__Required work__
Check each line of the records for "Temperature"; collect those that have it.

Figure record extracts

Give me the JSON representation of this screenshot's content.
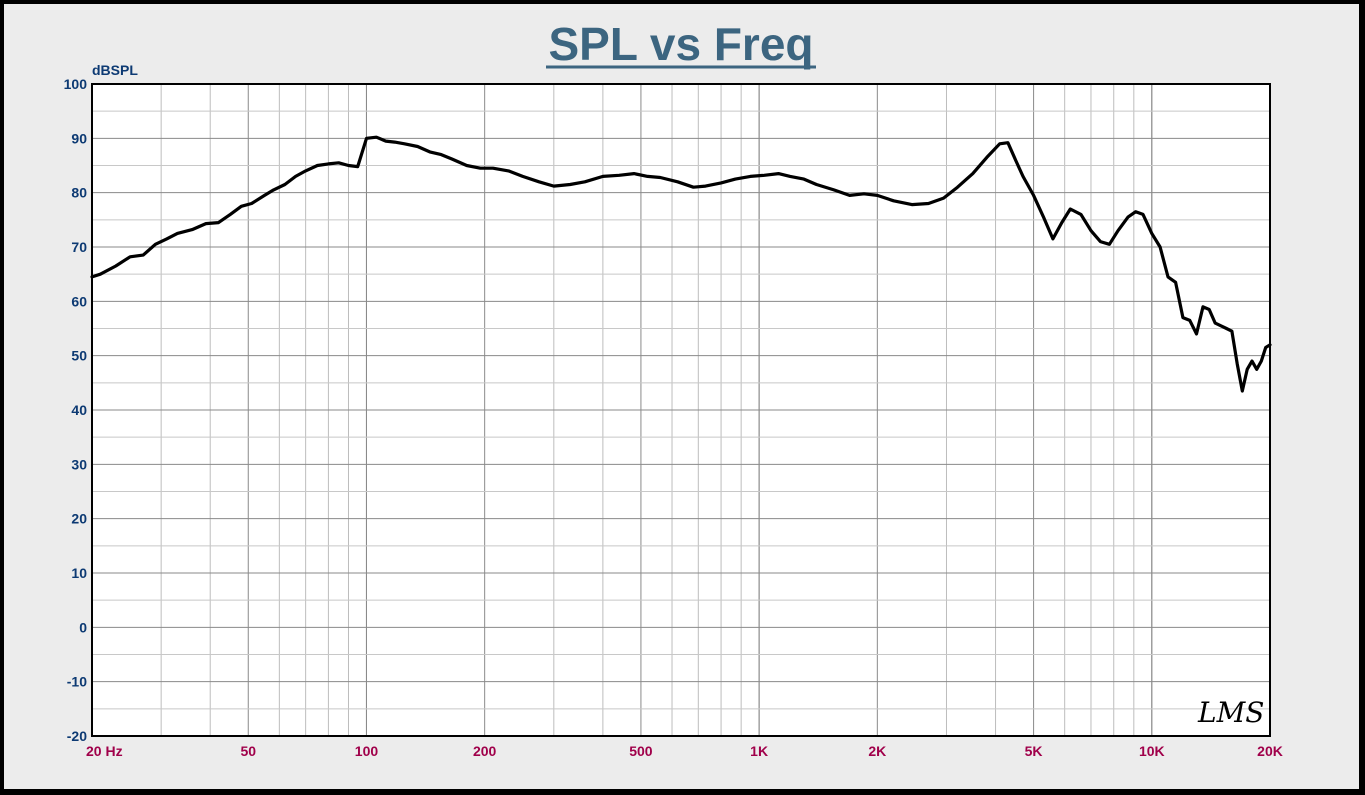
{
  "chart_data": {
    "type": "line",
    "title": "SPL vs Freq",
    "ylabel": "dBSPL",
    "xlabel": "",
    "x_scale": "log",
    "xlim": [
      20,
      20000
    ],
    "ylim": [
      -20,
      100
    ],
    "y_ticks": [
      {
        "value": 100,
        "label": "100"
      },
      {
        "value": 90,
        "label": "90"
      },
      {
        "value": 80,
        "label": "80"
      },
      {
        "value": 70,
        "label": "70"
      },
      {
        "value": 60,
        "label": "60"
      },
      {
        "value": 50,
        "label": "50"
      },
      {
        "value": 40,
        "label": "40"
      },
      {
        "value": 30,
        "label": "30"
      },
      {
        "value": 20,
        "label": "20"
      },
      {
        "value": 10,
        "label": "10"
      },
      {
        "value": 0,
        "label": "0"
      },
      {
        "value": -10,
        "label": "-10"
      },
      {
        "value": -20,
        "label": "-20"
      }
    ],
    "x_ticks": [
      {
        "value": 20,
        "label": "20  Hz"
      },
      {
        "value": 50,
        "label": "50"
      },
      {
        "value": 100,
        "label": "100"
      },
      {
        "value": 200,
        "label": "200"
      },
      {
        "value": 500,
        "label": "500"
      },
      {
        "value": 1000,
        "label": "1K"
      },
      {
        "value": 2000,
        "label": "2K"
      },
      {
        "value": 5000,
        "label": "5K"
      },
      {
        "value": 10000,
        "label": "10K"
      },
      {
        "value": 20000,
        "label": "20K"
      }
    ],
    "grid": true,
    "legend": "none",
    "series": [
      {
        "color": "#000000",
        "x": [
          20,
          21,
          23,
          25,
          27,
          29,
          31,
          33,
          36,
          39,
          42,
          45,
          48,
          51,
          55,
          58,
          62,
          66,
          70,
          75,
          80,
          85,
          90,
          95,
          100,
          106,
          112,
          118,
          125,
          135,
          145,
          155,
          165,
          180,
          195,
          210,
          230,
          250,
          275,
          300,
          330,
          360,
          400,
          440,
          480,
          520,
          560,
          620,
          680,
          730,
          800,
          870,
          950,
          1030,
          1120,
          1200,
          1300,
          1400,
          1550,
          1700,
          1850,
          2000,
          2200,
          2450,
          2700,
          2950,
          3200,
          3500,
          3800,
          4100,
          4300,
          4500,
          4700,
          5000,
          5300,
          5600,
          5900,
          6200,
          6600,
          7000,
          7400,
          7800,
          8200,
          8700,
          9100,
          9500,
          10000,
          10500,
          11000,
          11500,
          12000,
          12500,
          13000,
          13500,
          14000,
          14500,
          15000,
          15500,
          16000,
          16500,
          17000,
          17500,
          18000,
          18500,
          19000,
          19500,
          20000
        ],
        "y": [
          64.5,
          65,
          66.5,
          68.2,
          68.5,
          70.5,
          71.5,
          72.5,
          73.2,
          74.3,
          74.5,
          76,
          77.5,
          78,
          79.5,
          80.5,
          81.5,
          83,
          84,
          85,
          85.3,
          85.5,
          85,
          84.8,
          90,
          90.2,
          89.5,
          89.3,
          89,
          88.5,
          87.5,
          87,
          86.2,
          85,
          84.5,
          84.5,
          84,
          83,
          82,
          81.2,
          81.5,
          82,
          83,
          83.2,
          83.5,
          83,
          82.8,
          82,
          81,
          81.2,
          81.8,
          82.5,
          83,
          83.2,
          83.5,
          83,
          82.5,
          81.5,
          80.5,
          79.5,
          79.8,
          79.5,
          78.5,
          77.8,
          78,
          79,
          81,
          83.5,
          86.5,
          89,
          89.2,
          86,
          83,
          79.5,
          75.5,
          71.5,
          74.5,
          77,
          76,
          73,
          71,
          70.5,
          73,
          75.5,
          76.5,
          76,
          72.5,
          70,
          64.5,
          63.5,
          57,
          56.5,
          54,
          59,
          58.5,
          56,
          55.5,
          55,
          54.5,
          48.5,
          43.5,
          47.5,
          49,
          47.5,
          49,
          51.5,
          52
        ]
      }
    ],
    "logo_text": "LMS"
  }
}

==

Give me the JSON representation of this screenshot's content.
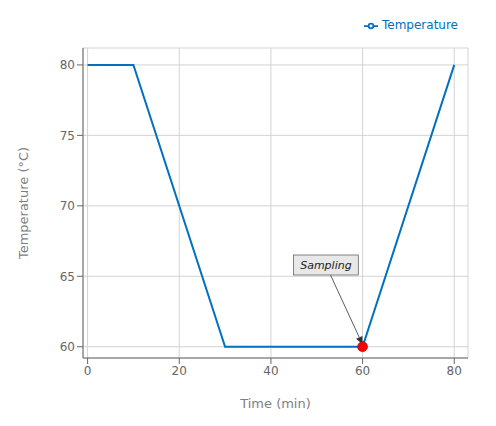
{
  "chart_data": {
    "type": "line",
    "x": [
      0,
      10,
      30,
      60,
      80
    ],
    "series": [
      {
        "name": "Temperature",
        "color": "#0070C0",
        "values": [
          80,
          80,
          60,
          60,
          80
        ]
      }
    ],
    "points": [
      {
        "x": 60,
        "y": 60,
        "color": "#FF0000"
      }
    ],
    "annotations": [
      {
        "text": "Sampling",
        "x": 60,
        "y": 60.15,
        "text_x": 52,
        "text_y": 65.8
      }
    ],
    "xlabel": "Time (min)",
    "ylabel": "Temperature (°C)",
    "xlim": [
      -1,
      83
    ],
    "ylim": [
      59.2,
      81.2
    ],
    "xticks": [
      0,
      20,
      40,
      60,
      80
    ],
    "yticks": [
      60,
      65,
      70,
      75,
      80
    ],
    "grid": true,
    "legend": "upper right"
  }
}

__Solution to the problem__
        "name": "Temperature",
    "ylabel": "Temperature (°C)",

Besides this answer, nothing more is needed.